* Task details *
Can you print the data exactly and leave out each image?

* Stored records *
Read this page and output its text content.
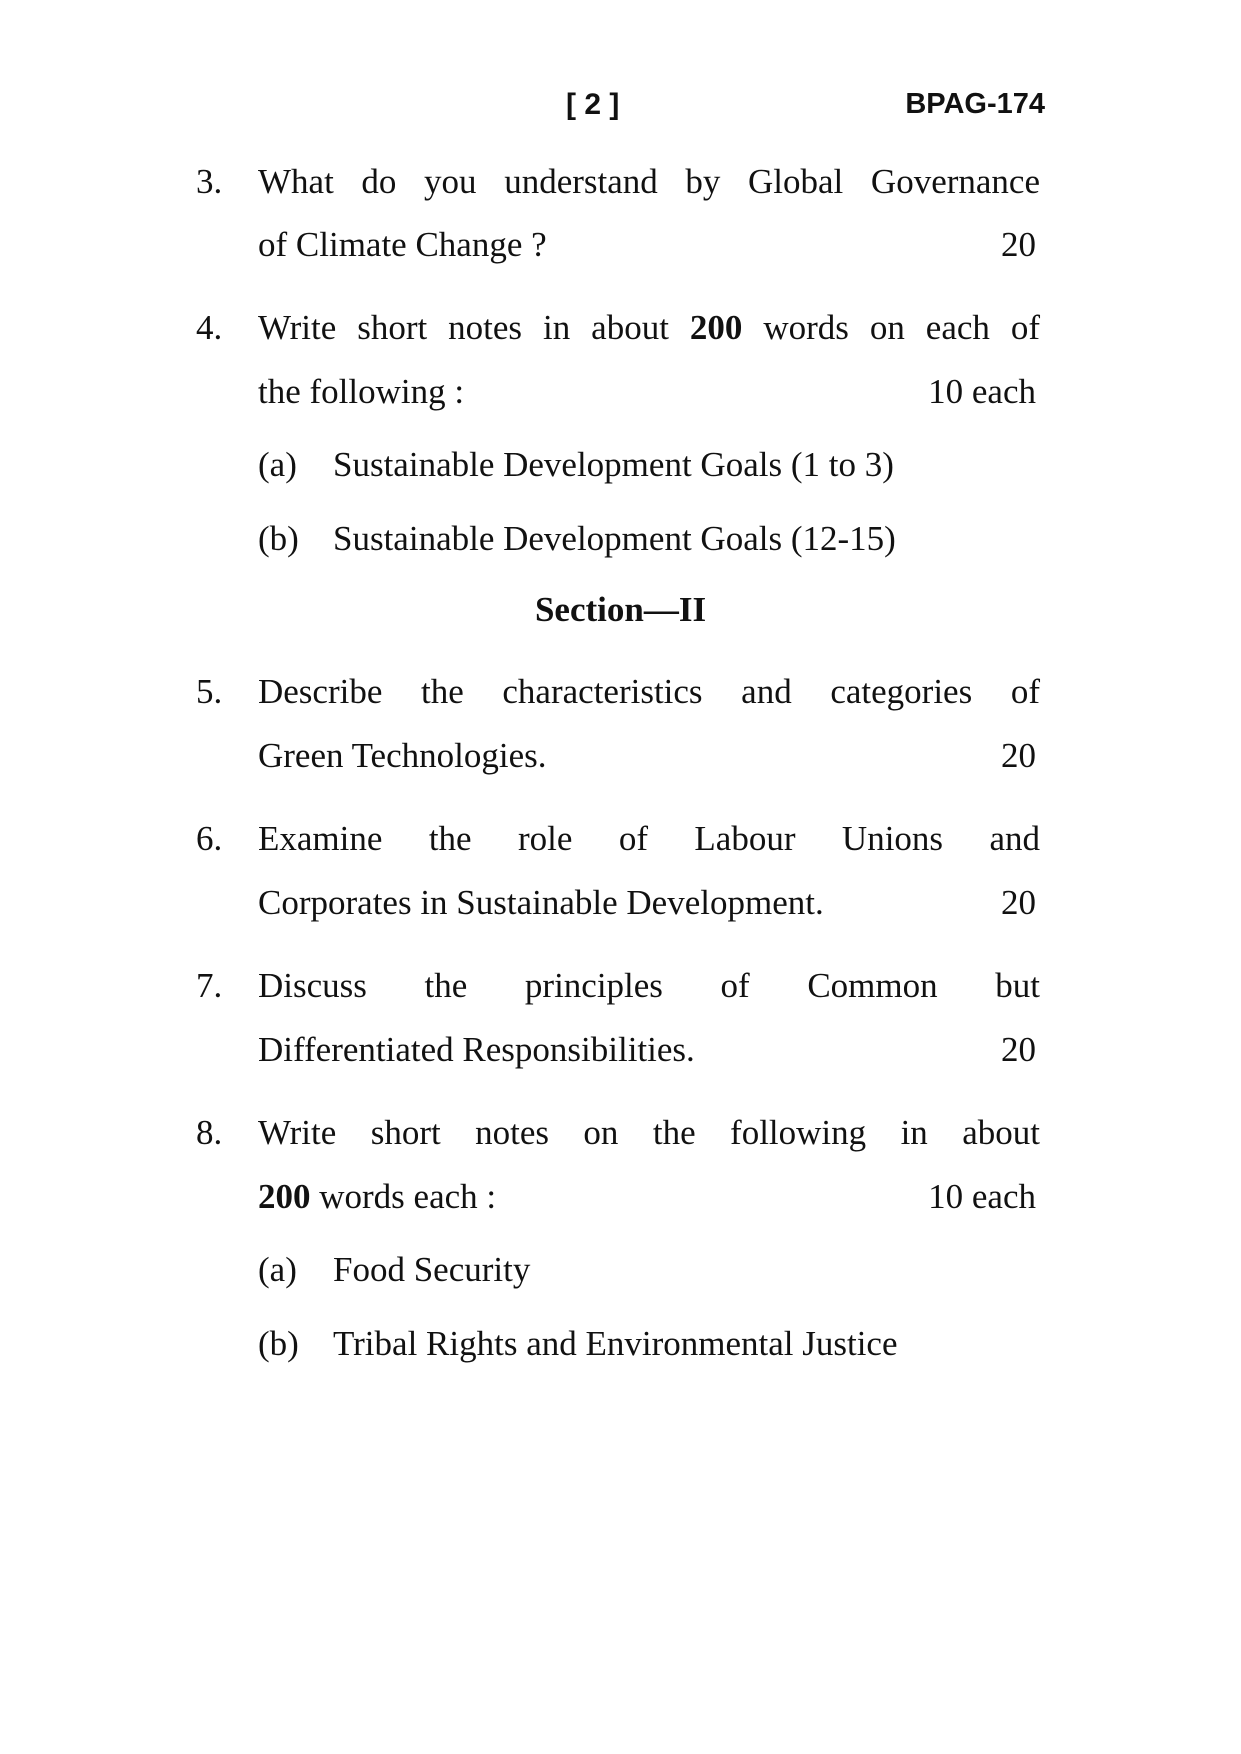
[ 2 ]	BPAG-174
3. What do you understand by Global Governance
of Climate Change ?	20
4. Write short notes in about 200 words on each of
the following :	10 each
(a) Sustainable Development Goals (1 to 3)
(b) Sustainable Development Goals (12-15)
Section—II
5. Describe the characteristics and categories of
Green Technologies.	20
6. Examine the role of Labour Unions and
Corporates in Sustainable Development.	20
7. Discuss the principles of Common but
Differentiated Responsibilities.	20
8. Write short notes on the following in about
200 words each :	10 each
(a) Food Security
(b) Tribal Rights and Environmental Justice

* The answer *
Read this page and output its text content.
[ 2 ]	BPAG-174
3. What do you understand by Global Governance
of Climate Change ?	20
4. Write short notes in about 200 words on each of
the following :	10 each
(a) Sustainable Development Goals (1 to 3)
(b) Sustainable Development Goals (12-15)
Section—II
5. Describe the characteristics and categories of
Green Technologies.	20
6. Examine the role of Labour Unions and
Corporates in Sustainable Development.	20
7. Discuss the principles of Common but
Differentiated Responsibilities.	20
8. Write short notes on the following in about
200 words each :	10 each
(a) Food Security
(b) Tribal Rights and Environmental Justice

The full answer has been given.